══ Document segment
Second, patients with a higher educational level were likely to avoid positive allergens more successfully (p<0.05). This result seems to be based on the difference in the patients' understanding about the disease and allergen-specific IgE screening test depending on the educational level, which allows us to conclude that clinicians should provide detailed explanations about the disease and avoidance methods after the test for patients with lower educational levels.
Lastly, self-reported severity of urticaria appeared to be relevant to avoidance success/failure. The patients with more severe urticaria tended to more successfully avoid positive allergens (
p<0.05). Kim et al.
12 reported no correlation between MAST results and the clinical severity of chronic urticaria. However, we can assume that patients who think they have a more severe disease are more motivated to rely on the MAST results to improve their symptoms, irrespective of the subsequent outcome.
Although not reaching the statistical level of significance, patients with a higher household income and greater belief in the reliability of the MAST results were more likely to avoid positive allergens. On the question to evaluate how much the patients believe in the usefulness of the allergen-specific IgE screening test, only 13.9% of the patients responded that they believed there was a correlation between their avoidance behavior and prognosis of their urticaria. This means that the self-assessment by patients regarding the usefulness of the allergen-specific IgE screening test was low, which allows us to assume that improving the reliability of the test would improve patients' avoidance behavior against susceptible allergens. Furthermore, this result is attributed to the fact that while allergy to a particular antigen may become a cause of urticaria, other various pathogenic factors can also cause urticaria, and the causes are uncertain in many cases.
════
══ Excerpted records
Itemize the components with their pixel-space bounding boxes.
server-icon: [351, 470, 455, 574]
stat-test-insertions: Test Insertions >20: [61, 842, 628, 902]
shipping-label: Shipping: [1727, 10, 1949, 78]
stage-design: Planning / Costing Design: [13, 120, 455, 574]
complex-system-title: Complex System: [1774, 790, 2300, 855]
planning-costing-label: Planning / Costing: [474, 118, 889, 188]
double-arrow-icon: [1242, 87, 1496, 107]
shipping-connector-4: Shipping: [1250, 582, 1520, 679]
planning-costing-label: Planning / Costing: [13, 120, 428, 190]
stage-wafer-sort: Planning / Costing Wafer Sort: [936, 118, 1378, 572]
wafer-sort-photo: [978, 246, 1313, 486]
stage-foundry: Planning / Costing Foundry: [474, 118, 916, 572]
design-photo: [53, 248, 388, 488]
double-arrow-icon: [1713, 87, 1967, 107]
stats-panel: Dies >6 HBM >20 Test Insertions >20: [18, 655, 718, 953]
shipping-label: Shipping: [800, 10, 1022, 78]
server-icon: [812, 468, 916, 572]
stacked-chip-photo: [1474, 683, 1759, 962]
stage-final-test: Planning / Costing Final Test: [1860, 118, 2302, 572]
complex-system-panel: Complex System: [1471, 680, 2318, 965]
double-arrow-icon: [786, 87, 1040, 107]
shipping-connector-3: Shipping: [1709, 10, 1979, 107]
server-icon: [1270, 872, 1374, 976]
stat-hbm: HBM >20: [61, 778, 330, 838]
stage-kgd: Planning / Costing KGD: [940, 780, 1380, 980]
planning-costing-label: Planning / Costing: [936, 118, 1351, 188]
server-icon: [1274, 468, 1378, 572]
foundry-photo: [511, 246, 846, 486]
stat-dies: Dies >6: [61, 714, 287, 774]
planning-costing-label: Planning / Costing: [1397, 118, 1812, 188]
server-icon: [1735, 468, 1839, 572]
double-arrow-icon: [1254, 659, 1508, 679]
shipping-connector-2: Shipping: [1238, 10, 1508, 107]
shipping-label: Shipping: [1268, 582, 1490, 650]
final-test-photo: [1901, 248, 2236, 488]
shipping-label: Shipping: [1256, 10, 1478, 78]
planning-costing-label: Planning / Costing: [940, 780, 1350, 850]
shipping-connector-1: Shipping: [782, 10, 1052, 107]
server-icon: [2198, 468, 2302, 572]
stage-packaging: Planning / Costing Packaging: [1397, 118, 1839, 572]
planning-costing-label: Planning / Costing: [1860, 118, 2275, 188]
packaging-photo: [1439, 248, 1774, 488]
════
=== Using the information ===
1 - According to the urticaria discussion, why should clinicians give detailed explanations about the disease and avoidance methods after the test to patients with lower educational levels?
2 - Copy the part of the urticaria discussion starting with "Lastly, self-reported severity" and going on through "the subsequent outcome.", changing "MAST results" to "screening results" throughout.

=== Task results ===
1 - Patients with a higher educational level avoided positive allergens more successfully. The authors attribute this to differences in how well patients understood the disease and the allergen-specific IgE screening test depending on their educational level.

2 -
Lastly, self-reported severity of urticaria appeared to be relevant to avoidance success/failure. The patients with more severe urticaria tended to more successfully avoid positive allergens (
p<0.05). Kim et al.
12 reported no correlation between screening results and the clinical severity of chronic urticaria. However, we can assume that patients who think they have a more severe disease are more motivated to rely on the screening results to improve their symptoms, irrespective of the subsequent outcome.